** Begin **

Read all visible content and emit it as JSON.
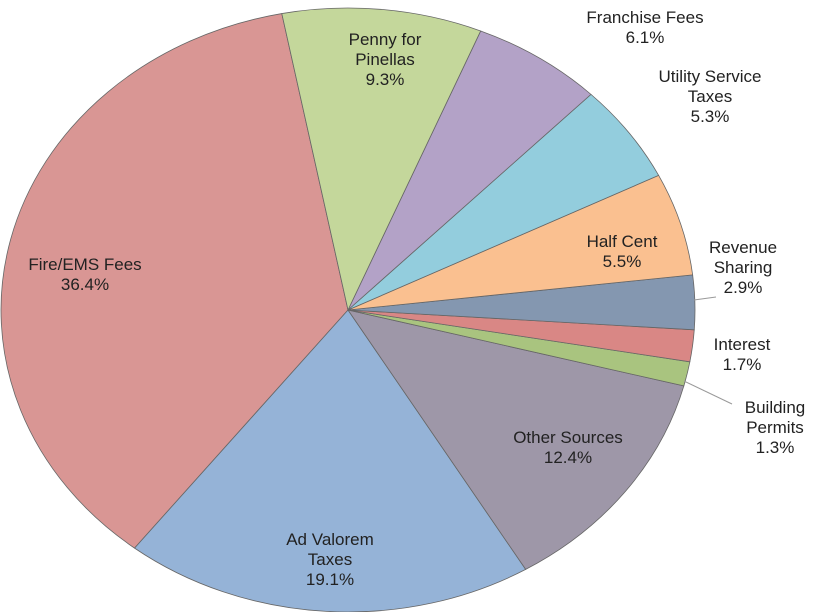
{
  "chart_data": {
    "type": "pie",
    "categories": [
      "Penny for Pinellas",
      "Franchise Fees",
      "Utility Service Taxes",
      "Half Cent",
      "Revenue Sharing",
      "Interest",
      "Building Permits",
      "Other Sources",
      "Ad Valorem Taxes",
      "Fire/EMS Fees"
    ],
    "values": [
      9.3,
      6.1,
      5.3,
      5.5,
      2.9,
      1.7,
      1.3,
      12.4,
      19.1,
      36.4
    ],
    "value_labels": [
      "9.3%",
      "6.1%",
      "5.3%",
      "5.5%",
      "2.9%",
      "1.7%",
      "1.3%",
      "12.4%",
      "19.1%",
      "36.4%"
    ],
    "colors": [
      "#c4d79b",
      "#b3a2c7",
      "#93cddd",
      "#fac090",
      "#8497b0",
      "#d98785",
      "#a9c47f",
      "#9e97a8",
      "#95b3d7",
      "#d99694"
    ]
  }
}
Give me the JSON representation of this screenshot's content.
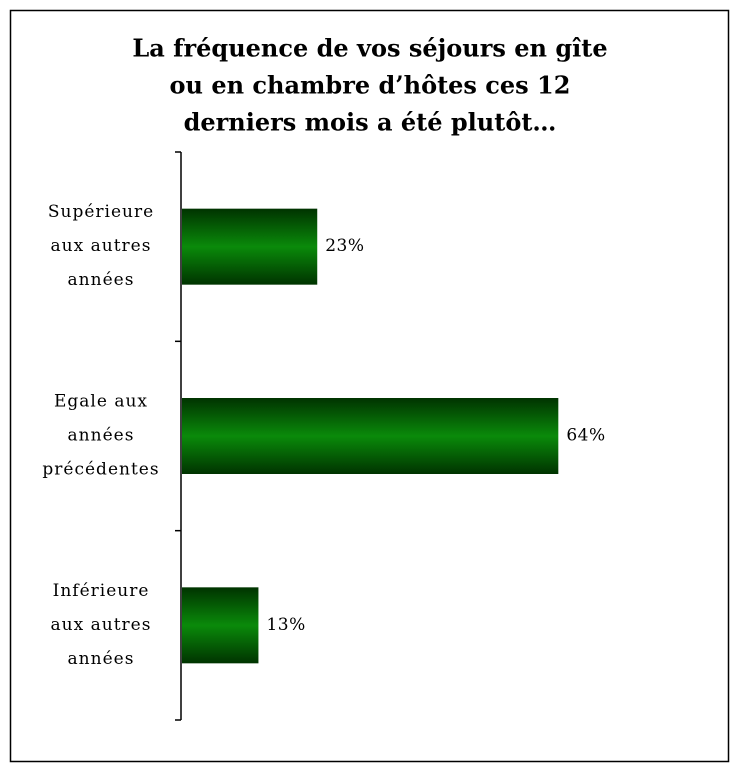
{
  "chart_data": {
    "type": "barh",
    "title": [
      "La fréquence de vos séjours en gîte",
      "ou en chambre d’hôtes ces 12",
      "derniers mois a été plutôt…"
    ],
    "categories": [
      [
        "Supérieure",
        "aux autres",
        "années"
      ],
      [
        "Egale aux",
        "années",
        "précédentes"
      ],
      [
        "Inférieure",
        "aux autres",
        "années"
      ]
    ],
    "values": [
      23,
      64,
      13
    ],
    "value_labels": [
      "23%",
      "64%",
      "13%"
    ],
    "color": "#0a8a0a"
  }
}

** End **

Task to carry out:
Copy the whole of the material above exactly, but not its images.

Exercise answer:
Read all visible content and emit it as JSON.
{
  "chart_data": {
    "type": "pie",
    "categories": [
      "Penny for Pinellas",
      "Franchise Fees",
      "Utility Service Taxes",
      "Half Cent",
      "Revenue Sharing",
      "Interest",
      "Building Permits",
      "Other Sources",
      "Ad Valorem Taxes",
      "Fire/EMS Fees"
    ],
    "values": [
      9.3,
      6.1,
      5.3,
      5.5,
      2.9,
      1.7,
      1.3,
      12.4,
      19.1,
      36.4
    ],
    "value_labels": [
      "9.3%",
      "6.1%",
      "5.3%",
      "5.5%",
      "2.9%",
      "1.7%",
      "1.3%",
      "12.4%",
      "19.1%",
      "36.4%"
    ],
    "colors": [
      "#c4d79b",
      "#b3a2c7",
      "#93cddd",
      "#fac090",
      "#8497b0",
      "#d98785",
      "#a9c47f",
      "#9e97a8",
      "#95b3d7",
      "#d99694"
    ]
  }
}
Give me the JSON representation of this screenshot's content.
{
  "chart_data": {
    "type": "barh",
    "title": [
      "La fréquence de vos séjours en gîte",
      "ou en chambre d’hôtes ces 12",
      "derniers mois a été plutôt…"
    ],
    "categories": [
      [
        "Supérieure",
        "aux autres",
        "années"
      ],
      [
        "Egale aux",
        "années",
        "précédentes"
      ],
      [
        "Inférieure",
        "aux autres",
        "années"
      ]
    ],
    "values": [
      23,
      64,
      13
    ],
    "value_labels": [
      "23%",
      "64%",
      "13%"
    ],
    "color": "#0a8a0a"
  }
}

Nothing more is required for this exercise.